[Start LISTING]
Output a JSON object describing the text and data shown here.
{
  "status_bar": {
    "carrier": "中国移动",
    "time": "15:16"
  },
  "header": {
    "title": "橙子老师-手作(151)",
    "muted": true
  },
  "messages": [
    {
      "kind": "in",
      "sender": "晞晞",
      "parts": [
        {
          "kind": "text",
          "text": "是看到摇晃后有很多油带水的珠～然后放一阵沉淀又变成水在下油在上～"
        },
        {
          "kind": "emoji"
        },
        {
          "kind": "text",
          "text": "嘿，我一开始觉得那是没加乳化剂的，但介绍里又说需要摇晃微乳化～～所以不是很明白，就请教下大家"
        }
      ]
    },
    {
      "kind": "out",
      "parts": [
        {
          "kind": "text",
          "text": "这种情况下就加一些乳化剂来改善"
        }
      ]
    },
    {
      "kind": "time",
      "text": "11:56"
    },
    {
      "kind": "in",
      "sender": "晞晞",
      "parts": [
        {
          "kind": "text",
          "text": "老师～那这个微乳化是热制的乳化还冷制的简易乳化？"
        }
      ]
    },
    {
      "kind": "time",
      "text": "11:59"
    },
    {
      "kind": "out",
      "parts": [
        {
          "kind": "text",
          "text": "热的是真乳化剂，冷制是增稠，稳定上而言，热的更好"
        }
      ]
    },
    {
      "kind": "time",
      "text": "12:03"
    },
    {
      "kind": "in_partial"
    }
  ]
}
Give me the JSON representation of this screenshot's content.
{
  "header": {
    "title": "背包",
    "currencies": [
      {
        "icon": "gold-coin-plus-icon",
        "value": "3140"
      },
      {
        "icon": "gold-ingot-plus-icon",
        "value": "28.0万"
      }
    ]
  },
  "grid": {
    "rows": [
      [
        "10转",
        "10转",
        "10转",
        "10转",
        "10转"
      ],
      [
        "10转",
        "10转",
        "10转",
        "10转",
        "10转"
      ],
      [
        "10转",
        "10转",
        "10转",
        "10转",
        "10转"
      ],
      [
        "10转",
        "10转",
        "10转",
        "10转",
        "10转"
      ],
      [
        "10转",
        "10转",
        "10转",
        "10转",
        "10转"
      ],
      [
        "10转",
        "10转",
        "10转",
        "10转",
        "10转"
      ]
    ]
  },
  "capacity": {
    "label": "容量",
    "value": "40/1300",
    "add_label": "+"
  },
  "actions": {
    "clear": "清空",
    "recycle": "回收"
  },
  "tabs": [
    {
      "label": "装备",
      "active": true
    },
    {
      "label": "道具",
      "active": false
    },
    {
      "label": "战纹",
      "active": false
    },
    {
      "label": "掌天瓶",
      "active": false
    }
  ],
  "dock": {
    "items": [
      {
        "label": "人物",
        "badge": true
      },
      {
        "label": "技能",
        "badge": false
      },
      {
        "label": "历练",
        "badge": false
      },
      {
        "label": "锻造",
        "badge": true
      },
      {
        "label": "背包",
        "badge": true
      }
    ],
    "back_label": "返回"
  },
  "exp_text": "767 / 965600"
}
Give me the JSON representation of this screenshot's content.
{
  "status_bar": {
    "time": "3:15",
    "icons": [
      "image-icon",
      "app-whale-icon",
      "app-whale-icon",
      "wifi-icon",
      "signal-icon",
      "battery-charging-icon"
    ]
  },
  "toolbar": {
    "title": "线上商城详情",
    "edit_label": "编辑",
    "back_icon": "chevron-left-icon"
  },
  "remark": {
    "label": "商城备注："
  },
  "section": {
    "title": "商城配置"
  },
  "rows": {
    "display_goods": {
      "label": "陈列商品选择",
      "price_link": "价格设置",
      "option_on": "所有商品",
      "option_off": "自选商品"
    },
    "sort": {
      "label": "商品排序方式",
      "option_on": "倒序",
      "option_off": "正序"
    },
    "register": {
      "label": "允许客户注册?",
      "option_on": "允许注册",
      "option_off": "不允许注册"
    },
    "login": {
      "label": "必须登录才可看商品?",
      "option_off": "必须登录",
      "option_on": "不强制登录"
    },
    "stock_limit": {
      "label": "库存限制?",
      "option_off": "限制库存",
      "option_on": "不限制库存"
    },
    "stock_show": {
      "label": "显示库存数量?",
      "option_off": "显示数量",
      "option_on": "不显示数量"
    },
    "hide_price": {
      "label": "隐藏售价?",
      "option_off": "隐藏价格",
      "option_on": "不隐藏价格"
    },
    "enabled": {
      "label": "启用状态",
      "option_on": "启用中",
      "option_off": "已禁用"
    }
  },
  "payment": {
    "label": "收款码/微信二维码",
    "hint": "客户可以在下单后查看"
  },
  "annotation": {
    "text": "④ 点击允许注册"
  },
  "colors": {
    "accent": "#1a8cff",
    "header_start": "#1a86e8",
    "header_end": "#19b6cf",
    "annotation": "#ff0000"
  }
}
[End LISTING]
[Start LISTING]
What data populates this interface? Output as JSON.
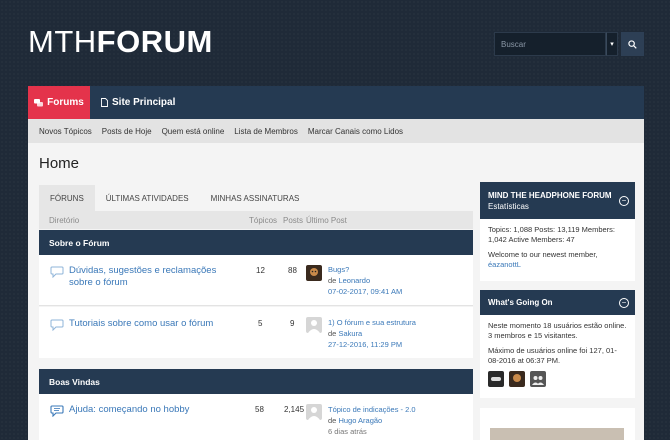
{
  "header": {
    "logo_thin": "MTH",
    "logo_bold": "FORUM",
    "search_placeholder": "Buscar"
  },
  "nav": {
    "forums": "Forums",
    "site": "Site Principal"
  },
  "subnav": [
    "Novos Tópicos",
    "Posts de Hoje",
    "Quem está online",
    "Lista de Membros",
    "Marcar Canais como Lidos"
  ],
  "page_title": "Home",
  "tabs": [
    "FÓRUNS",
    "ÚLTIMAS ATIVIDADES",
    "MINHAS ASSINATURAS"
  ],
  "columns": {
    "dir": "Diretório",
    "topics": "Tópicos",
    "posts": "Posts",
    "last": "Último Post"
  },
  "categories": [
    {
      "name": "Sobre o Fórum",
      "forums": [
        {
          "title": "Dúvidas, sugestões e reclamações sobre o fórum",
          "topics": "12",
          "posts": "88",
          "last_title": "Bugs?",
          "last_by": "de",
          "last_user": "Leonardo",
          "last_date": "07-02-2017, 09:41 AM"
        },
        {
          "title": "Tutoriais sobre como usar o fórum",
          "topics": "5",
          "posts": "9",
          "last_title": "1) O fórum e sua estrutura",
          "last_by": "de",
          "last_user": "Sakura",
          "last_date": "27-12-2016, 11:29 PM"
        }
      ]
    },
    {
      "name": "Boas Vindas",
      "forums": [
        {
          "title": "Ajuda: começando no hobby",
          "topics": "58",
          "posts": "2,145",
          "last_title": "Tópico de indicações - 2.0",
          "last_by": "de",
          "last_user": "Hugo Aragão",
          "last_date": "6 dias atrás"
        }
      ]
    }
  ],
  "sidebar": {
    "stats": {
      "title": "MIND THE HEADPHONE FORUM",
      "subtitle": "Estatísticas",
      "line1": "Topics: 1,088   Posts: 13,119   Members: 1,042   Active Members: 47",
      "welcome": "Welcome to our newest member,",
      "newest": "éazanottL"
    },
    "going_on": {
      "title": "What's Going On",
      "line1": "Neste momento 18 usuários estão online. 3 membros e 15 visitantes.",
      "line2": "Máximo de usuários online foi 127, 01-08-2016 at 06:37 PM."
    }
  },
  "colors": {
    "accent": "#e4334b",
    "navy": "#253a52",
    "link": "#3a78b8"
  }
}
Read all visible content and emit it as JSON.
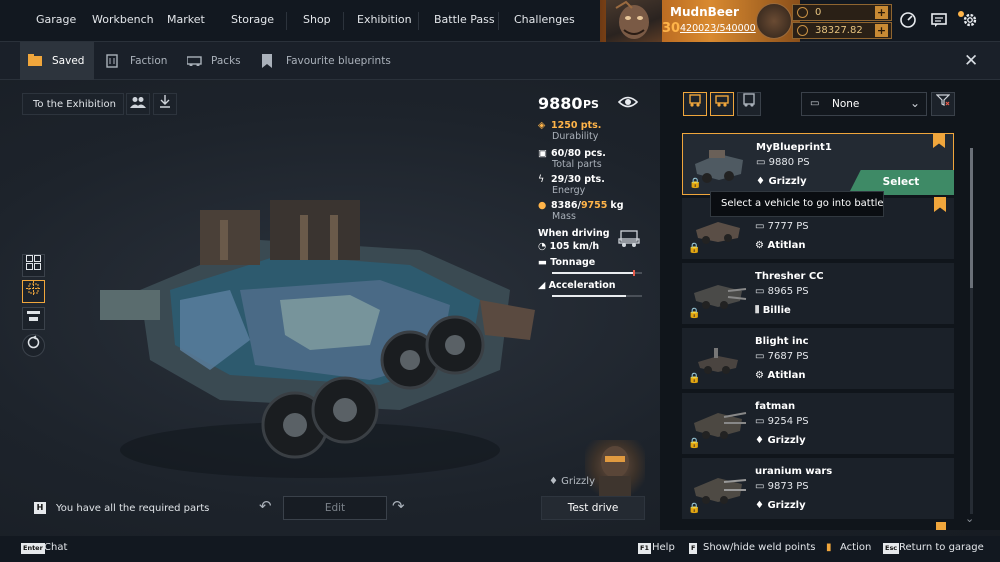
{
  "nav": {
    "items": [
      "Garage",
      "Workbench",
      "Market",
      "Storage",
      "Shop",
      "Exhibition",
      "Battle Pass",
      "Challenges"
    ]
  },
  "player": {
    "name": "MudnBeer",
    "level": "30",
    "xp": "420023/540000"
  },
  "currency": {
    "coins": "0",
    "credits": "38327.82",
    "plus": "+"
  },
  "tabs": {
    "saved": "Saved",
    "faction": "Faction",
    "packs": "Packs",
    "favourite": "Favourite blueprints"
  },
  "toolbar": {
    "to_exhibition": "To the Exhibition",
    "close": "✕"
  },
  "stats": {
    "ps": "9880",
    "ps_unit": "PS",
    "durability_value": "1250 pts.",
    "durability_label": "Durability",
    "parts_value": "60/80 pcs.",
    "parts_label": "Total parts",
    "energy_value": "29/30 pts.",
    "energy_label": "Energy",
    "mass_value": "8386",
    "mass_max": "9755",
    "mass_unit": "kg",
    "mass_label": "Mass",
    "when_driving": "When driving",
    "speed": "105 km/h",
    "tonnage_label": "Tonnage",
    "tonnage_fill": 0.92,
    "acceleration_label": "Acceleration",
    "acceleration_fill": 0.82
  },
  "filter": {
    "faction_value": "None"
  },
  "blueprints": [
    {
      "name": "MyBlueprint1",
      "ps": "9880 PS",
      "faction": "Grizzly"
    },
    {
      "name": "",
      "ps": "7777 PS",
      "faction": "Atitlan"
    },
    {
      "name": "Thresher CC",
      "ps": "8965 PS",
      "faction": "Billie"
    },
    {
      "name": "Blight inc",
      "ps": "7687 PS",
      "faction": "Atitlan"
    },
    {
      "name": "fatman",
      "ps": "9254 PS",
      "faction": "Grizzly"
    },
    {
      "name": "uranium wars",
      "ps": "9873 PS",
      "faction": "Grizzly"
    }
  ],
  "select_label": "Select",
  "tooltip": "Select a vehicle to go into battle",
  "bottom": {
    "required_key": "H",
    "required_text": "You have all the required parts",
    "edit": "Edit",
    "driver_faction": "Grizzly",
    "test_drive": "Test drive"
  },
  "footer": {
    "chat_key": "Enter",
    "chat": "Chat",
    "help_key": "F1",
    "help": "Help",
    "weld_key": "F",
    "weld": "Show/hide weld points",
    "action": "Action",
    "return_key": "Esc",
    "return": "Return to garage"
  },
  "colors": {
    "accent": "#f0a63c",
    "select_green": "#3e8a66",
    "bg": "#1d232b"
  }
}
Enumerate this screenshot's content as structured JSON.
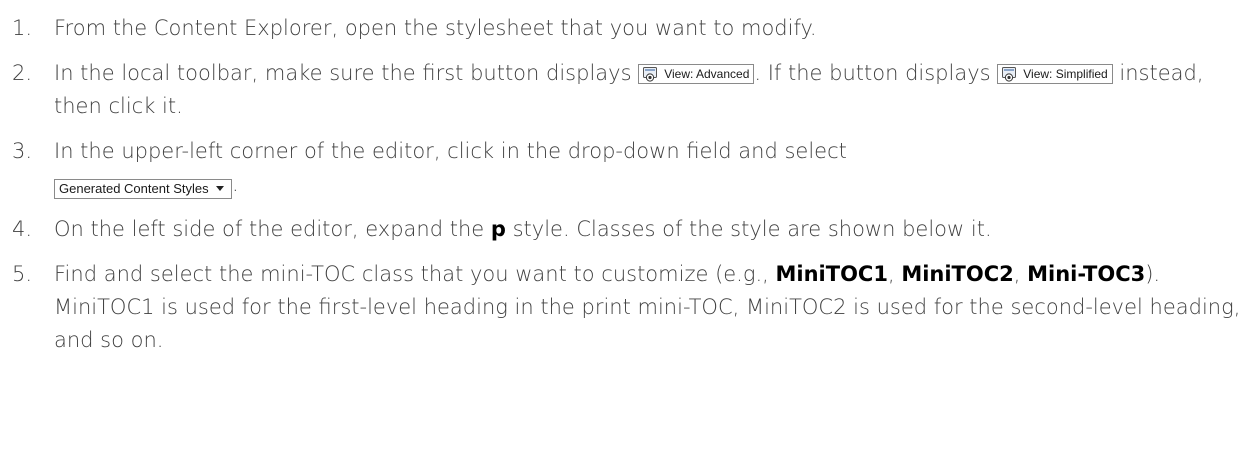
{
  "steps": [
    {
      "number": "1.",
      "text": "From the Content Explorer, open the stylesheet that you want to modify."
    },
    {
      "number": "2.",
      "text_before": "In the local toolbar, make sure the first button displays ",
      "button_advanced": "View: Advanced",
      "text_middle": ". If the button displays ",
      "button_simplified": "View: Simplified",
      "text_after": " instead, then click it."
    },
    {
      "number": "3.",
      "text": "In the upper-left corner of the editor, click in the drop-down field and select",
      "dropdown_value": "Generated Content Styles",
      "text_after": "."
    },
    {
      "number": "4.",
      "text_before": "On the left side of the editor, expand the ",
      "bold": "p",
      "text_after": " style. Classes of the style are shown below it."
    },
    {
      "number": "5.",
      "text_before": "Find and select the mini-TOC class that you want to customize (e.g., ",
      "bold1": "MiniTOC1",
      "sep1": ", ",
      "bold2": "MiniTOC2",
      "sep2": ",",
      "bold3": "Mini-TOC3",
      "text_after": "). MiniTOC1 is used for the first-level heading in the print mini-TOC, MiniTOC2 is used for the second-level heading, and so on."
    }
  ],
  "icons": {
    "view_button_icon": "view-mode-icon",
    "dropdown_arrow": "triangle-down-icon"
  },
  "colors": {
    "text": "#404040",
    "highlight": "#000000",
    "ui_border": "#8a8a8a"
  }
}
[End LISTING]
[Start LISTING]
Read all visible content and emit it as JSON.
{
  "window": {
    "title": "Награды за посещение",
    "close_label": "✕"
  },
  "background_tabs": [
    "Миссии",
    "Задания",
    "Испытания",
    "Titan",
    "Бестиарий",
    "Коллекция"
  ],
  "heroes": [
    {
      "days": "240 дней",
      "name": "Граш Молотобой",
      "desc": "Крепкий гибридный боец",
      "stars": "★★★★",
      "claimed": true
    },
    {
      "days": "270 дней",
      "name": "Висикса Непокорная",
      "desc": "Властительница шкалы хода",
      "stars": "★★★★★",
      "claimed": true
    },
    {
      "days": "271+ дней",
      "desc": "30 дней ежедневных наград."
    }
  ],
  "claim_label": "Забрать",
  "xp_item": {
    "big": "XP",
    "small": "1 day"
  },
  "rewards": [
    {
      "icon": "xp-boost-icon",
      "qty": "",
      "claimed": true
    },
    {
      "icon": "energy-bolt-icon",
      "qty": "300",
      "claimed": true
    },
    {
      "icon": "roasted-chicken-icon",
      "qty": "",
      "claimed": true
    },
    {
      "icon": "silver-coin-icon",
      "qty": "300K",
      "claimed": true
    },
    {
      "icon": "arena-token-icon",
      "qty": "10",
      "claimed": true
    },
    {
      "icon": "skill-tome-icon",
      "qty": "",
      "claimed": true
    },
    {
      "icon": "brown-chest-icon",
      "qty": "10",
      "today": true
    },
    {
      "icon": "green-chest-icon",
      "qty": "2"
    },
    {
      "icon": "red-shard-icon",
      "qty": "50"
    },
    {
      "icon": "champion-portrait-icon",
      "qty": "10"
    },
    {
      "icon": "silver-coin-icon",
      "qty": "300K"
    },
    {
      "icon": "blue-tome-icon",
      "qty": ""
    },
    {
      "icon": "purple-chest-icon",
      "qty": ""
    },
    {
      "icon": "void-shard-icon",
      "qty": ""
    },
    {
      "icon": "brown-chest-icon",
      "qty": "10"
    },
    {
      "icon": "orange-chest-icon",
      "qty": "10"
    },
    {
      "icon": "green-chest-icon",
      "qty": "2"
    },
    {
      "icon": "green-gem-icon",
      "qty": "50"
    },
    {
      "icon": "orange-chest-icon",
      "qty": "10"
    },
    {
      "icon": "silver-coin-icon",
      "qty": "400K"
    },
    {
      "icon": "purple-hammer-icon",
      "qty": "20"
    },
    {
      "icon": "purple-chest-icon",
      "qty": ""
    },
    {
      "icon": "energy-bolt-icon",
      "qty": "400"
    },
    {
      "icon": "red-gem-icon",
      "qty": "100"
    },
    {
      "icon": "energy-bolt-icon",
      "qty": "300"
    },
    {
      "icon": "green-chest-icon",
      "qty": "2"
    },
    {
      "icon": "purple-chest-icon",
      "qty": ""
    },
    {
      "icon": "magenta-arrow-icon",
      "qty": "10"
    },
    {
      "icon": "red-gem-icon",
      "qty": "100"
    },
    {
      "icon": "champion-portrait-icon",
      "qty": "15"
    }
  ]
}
[End LISTING]
Search the data above for the word "name", then gather each line in which it appears.

• RESULT FOR THIS TASK:
      "name": "Sobre o Fórum",
      "name": "Boas Vindas",
    "name": "MudnBeer",
      "name": "MyBlueprint1",
      "name": "",
      "name": "Thresher CC",
      "name": "Blight inc",
      "name": "fatman",
      "name": "uranium wars",
      "name": "Граш Молотобой",
      "name": "Висикса Непокорная",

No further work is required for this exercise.